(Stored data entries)
^^^^^^^^

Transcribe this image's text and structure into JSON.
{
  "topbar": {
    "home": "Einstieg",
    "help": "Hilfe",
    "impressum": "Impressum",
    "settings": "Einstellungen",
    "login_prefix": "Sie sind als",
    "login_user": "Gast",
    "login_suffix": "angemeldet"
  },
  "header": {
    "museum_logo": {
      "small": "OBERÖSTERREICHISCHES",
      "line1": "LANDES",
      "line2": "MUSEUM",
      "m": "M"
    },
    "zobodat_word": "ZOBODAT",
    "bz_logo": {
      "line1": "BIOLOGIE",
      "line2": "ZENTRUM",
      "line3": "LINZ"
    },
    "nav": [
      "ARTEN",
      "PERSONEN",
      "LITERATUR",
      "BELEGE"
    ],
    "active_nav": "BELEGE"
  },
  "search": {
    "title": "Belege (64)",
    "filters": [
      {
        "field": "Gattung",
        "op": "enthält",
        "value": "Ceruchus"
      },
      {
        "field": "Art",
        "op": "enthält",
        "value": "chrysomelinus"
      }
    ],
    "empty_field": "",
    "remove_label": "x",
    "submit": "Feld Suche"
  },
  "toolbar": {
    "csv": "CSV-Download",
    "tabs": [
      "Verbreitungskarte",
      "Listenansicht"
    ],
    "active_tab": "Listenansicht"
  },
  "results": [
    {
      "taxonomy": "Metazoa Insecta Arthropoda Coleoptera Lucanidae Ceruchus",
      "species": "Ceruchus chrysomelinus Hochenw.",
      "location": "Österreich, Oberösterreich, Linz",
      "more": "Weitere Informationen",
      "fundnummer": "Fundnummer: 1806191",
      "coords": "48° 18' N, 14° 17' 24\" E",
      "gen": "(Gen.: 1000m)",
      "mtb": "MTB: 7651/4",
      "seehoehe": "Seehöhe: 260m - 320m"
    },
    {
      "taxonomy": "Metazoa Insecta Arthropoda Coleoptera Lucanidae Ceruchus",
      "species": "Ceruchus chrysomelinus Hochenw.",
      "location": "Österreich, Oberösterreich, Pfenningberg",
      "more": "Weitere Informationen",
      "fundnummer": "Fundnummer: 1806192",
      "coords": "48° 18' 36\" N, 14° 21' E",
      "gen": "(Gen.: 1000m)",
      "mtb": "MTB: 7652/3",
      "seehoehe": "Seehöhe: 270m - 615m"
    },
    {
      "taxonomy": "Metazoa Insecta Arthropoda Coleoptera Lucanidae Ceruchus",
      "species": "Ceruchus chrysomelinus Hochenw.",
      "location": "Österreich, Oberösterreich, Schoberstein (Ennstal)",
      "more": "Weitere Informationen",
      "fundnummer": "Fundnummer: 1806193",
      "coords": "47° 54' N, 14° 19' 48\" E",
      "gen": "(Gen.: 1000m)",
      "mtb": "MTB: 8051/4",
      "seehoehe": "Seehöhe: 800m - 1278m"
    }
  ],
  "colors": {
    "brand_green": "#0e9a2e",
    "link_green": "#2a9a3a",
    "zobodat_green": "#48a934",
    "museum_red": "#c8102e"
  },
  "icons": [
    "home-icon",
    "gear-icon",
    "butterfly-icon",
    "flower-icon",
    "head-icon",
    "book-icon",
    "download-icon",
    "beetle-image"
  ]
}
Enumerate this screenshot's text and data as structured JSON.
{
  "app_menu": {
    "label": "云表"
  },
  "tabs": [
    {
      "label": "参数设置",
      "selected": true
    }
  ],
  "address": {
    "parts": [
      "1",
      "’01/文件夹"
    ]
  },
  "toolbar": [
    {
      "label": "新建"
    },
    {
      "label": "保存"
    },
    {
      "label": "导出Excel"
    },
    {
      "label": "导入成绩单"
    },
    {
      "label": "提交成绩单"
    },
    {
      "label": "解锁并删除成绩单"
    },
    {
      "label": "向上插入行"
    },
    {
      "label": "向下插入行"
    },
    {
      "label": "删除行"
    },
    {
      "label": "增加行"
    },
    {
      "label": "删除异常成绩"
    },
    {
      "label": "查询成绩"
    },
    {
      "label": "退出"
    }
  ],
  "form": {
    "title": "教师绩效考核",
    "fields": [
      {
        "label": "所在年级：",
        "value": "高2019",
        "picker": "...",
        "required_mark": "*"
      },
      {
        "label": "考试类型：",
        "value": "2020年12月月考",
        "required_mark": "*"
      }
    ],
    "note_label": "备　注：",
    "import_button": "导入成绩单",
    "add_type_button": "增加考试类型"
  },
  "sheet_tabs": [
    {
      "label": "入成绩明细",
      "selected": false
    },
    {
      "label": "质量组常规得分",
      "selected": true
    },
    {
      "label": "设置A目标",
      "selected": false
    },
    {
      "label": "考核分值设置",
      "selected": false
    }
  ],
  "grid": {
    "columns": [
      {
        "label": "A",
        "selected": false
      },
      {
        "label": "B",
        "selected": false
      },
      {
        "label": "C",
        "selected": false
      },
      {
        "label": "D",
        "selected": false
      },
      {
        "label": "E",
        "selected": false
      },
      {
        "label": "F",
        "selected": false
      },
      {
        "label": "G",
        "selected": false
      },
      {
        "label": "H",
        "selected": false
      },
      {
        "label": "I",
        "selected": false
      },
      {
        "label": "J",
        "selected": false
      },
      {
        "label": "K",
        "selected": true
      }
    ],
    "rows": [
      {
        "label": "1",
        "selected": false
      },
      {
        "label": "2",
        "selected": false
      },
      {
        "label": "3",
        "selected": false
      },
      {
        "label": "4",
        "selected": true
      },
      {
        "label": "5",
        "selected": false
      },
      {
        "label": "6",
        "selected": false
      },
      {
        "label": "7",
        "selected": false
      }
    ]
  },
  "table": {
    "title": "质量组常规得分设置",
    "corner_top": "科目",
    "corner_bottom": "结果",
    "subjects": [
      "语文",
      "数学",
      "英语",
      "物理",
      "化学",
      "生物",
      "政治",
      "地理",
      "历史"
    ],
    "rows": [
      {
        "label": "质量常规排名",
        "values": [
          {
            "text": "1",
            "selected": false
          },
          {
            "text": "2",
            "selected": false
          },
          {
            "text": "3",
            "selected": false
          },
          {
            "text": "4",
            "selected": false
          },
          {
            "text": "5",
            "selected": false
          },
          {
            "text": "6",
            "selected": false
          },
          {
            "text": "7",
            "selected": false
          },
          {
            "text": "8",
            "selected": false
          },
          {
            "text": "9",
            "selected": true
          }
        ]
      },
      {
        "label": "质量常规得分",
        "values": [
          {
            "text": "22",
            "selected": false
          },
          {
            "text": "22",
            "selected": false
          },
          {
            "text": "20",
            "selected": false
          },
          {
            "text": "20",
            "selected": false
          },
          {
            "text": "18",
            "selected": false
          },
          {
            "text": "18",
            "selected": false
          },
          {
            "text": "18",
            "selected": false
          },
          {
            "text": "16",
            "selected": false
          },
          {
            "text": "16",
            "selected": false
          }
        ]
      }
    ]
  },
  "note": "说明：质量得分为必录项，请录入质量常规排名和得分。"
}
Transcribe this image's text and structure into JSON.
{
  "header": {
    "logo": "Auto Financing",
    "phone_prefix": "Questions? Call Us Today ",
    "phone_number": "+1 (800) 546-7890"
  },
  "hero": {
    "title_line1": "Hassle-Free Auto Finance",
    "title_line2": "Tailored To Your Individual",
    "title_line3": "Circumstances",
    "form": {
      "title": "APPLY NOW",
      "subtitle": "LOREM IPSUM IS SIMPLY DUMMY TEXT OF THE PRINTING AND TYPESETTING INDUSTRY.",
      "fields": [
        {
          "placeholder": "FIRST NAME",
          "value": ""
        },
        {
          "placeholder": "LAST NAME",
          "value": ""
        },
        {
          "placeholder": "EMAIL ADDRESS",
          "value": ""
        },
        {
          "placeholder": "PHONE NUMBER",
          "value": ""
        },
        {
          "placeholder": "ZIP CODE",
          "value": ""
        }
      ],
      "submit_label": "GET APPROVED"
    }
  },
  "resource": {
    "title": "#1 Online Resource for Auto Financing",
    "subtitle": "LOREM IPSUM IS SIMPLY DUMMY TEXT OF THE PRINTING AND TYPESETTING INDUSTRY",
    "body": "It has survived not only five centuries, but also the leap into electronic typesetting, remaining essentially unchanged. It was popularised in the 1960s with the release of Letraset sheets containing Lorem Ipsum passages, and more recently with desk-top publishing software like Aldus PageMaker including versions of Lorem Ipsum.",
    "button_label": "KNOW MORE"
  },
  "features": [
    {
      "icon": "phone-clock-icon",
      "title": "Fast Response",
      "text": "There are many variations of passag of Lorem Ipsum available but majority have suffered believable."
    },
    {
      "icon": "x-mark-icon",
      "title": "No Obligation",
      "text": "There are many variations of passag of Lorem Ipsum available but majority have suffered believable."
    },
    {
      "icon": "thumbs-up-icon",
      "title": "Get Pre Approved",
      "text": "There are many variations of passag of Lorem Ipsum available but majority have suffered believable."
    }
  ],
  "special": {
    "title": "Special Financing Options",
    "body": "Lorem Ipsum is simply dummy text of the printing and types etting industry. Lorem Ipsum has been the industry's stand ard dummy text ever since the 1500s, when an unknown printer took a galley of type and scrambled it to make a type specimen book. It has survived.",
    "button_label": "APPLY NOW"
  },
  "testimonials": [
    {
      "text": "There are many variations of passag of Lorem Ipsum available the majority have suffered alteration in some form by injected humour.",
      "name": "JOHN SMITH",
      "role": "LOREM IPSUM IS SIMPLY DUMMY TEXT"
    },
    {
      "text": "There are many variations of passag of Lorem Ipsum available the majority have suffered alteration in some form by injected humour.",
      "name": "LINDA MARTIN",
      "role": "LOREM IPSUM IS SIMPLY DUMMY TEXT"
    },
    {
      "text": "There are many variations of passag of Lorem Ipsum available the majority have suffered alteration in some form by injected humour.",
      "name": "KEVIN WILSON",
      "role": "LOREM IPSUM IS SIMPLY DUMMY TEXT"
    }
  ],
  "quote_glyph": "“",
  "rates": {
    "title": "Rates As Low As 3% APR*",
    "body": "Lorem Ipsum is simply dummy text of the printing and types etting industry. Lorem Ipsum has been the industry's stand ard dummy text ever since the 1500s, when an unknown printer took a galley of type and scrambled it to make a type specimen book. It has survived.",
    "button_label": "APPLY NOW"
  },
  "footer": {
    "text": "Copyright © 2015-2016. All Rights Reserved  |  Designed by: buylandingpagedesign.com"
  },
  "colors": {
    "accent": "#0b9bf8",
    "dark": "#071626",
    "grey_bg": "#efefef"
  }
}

^^^^^^^^

* _Exercise_: In the entries above, count every line containing the word "seehoehe". Write only the total.

* _Solution for this exercise_: 3